* _TASK STATEMENT_
Read the listing and extract each line that includes the word "Time".

(Figure record listings)
· · · · · · ·
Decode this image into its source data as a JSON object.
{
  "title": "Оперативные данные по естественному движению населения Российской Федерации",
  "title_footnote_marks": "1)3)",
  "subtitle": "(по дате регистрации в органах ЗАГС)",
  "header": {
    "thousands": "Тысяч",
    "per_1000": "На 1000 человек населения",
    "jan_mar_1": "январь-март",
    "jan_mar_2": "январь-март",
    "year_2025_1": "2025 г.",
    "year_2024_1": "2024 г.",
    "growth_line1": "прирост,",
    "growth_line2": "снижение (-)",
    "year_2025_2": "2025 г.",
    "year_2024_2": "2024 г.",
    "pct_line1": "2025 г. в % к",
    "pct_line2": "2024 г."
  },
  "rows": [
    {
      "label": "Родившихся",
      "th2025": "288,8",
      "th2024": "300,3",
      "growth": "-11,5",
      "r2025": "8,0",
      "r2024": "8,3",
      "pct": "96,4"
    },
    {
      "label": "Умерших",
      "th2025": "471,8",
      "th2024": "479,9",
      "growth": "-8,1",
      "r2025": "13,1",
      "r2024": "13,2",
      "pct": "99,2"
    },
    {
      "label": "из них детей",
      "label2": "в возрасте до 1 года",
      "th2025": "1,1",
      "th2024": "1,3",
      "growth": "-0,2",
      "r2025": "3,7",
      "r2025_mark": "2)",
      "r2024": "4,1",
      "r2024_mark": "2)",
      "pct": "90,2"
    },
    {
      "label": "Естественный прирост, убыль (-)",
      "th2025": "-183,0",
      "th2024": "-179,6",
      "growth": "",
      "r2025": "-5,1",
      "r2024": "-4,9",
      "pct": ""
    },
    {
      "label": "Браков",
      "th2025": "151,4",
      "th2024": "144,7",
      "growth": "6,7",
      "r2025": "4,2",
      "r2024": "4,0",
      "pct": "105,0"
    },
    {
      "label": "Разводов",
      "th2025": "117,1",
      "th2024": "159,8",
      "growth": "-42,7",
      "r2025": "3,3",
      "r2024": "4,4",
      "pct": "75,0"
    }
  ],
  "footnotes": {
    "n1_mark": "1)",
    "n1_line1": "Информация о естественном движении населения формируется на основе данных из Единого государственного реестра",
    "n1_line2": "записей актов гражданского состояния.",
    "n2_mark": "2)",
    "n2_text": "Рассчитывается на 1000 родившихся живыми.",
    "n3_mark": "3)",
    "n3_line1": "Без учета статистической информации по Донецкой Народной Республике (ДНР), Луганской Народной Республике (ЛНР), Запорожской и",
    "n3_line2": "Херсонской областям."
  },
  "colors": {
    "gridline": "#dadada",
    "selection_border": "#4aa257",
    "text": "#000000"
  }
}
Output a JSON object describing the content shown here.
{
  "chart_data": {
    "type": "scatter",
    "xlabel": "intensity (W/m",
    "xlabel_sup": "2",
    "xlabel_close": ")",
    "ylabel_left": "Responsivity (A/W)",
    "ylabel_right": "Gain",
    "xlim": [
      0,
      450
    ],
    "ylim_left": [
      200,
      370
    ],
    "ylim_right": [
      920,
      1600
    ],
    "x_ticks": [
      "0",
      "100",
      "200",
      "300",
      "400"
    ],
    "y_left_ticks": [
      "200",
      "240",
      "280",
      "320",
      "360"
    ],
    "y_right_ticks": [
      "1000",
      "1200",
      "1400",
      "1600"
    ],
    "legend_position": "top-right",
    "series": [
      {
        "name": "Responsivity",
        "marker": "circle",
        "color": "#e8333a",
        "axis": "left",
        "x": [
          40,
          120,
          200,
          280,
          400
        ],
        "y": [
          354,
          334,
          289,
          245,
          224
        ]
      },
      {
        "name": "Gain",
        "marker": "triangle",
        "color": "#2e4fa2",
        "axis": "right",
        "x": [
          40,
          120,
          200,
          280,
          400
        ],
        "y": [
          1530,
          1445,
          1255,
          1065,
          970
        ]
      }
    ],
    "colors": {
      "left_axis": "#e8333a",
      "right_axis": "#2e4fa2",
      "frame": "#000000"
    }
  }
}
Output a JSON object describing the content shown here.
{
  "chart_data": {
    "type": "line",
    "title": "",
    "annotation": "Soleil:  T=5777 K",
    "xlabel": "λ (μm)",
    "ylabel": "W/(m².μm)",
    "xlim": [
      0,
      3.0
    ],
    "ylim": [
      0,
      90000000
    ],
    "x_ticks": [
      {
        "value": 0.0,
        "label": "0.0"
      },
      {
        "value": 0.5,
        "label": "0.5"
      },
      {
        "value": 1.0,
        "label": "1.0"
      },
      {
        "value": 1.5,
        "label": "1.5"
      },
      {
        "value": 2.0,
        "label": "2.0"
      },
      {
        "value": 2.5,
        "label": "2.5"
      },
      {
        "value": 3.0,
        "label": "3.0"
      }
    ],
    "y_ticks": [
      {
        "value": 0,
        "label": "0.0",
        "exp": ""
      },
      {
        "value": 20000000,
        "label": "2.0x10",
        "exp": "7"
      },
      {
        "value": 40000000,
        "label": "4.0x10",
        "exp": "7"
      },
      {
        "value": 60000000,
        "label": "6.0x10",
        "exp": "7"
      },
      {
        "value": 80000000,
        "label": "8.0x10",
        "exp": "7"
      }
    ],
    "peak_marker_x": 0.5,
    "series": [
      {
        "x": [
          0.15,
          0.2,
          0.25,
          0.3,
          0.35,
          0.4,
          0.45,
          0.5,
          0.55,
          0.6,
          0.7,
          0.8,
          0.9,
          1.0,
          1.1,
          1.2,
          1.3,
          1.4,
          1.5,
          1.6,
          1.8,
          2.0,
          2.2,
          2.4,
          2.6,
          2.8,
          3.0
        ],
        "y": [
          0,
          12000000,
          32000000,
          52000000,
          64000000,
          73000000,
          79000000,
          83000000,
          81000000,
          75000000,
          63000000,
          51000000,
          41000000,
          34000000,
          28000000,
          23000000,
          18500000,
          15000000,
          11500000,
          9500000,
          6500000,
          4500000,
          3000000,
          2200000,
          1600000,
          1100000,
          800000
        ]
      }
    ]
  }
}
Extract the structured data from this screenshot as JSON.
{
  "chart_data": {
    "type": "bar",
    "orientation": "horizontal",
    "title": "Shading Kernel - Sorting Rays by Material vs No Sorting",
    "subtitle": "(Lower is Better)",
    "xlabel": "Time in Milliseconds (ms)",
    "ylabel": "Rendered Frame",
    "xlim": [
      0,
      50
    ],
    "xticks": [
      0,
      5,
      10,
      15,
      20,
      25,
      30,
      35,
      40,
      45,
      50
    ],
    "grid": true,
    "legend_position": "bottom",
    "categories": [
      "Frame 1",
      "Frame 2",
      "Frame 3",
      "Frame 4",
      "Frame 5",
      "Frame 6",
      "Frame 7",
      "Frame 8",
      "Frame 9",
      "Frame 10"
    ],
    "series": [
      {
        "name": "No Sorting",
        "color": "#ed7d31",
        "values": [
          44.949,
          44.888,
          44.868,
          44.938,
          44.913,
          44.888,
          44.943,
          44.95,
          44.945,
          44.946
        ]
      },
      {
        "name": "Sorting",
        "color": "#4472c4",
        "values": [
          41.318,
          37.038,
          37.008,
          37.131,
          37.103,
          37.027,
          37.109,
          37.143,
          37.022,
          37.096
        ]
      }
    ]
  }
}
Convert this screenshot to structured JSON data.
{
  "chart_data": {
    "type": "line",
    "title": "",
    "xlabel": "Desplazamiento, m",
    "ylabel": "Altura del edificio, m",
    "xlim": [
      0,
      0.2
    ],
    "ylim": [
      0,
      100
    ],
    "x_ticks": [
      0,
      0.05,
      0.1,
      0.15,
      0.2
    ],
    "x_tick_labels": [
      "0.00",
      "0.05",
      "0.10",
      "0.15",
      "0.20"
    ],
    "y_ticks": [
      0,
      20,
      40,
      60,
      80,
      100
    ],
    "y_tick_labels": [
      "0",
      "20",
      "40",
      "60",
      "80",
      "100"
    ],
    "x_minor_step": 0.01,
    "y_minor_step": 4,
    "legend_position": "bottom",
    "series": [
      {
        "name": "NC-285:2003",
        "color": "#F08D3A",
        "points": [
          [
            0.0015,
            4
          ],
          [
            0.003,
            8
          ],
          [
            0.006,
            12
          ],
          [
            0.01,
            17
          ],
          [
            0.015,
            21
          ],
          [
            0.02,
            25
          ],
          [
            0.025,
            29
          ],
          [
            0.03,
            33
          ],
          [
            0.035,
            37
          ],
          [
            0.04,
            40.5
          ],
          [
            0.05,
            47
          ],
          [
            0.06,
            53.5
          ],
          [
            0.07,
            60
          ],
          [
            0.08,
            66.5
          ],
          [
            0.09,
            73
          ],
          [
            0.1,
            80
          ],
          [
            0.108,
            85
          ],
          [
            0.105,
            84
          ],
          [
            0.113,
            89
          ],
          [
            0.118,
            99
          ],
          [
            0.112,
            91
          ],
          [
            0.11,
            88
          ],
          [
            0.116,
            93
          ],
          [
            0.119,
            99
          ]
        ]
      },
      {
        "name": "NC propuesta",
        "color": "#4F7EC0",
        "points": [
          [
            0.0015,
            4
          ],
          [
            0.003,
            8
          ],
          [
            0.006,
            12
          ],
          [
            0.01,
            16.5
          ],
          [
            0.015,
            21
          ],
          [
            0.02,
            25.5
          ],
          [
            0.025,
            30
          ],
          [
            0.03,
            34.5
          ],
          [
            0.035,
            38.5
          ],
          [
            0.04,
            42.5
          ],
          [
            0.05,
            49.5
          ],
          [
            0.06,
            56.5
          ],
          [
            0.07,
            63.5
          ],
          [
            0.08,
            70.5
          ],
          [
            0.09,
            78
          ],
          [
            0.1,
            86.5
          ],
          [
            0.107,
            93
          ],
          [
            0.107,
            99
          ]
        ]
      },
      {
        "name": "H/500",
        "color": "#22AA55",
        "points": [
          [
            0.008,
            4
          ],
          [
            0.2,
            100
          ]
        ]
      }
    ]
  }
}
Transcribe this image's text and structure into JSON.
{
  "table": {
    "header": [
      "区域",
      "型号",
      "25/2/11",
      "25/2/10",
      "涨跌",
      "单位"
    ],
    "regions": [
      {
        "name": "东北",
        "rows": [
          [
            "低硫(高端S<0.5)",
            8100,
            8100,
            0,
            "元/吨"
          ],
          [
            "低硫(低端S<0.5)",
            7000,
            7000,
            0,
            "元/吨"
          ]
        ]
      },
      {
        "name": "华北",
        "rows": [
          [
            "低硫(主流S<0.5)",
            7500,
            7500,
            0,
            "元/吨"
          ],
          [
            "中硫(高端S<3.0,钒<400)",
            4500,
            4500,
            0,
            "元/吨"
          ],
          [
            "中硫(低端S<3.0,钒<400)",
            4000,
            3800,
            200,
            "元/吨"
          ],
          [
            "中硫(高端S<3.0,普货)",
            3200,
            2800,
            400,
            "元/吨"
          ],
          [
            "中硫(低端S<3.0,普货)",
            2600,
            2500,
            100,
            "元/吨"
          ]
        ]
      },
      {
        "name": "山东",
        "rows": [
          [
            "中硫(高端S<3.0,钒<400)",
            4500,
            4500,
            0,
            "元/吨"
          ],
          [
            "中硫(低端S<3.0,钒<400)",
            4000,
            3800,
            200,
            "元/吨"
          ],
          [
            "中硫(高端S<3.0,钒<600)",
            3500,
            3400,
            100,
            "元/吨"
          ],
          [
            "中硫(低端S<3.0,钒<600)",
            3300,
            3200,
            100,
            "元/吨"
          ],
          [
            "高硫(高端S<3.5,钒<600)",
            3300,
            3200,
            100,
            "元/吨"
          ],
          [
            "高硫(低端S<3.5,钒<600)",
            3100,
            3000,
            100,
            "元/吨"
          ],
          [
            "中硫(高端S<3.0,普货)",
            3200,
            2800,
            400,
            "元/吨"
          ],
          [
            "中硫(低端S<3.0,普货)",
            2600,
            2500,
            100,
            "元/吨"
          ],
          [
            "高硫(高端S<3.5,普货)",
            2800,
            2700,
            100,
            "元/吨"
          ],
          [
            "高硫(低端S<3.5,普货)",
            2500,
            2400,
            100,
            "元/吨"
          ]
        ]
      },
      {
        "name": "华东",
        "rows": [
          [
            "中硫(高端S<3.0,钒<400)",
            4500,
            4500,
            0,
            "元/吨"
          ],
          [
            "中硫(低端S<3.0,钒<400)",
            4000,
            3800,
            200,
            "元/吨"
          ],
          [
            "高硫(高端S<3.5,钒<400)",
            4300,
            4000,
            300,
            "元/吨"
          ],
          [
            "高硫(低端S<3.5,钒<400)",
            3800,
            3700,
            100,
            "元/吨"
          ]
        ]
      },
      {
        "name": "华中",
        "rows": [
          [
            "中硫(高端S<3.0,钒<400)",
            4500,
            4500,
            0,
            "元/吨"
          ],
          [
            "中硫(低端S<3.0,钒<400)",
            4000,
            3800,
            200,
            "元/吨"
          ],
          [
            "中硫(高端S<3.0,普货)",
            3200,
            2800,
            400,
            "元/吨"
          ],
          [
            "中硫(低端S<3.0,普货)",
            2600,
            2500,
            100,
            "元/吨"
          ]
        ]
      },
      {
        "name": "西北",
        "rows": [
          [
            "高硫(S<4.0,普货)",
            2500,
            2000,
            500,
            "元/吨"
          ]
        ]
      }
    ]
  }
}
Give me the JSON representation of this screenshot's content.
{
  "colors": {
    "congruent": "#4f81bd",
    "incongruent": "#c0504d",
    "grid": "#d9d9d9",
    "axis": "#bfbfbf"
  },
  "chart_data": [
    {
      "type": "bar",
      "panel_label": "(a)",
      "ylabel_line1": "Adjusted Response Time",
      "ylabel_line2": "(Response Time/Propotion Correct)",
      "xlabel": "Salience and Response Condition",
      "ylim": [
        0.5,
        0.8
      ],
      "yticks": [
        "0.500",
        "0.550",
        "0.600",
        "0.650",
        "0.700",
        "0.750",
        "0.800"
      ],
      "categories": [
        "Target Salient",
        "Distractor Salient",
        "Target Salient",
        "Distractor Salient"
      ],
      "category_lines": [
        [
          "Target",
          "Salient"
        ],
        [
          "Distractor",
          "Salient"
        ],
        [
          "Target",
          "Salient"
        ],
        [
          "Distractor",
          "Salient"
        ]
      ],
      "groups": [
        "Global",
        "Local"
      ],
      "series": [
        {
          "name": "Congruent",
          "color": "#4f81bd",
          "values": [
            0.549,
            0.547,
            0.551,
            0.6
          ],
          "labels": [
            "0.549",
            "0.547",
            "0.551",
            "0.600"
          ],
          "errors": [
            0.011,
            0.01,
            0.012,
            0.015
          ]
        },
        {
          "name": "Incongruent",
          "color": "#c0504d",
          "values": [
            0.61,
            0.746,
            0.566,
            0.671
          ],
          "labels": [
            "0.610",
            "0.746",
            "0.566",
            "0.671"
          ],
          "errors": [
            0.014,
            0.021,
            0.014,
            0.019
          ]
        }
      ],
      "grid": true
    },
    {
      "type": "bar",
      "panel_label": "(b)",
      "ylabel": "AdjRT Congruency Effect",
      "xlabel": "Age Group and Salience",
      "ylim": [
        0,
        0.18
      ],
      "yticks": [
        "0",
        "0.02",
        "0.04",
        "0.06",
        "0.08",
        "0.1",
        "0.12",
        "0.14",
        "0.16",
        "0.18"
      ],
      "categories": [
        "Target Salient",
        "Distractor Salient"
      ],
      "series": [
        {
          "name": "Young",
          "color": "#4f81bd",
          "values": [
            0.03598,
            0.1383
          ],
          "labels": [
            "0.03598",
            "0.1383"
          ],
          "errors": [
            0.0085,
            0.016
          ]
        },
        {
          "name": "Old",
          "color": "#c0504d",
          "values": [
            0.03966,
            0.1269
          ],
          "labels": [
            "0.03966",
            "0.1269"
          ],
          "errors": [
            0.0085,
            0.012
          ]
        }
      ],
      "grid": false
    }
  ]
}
· · · · · · ·
* _RESULT BELOW_
    "xlabel": "Time in Milliseconds (ms)",
      "ylabel_line1": "Adjusted Response Time",
      "ylabel_line2": "(Response Time/Propotion Correct)",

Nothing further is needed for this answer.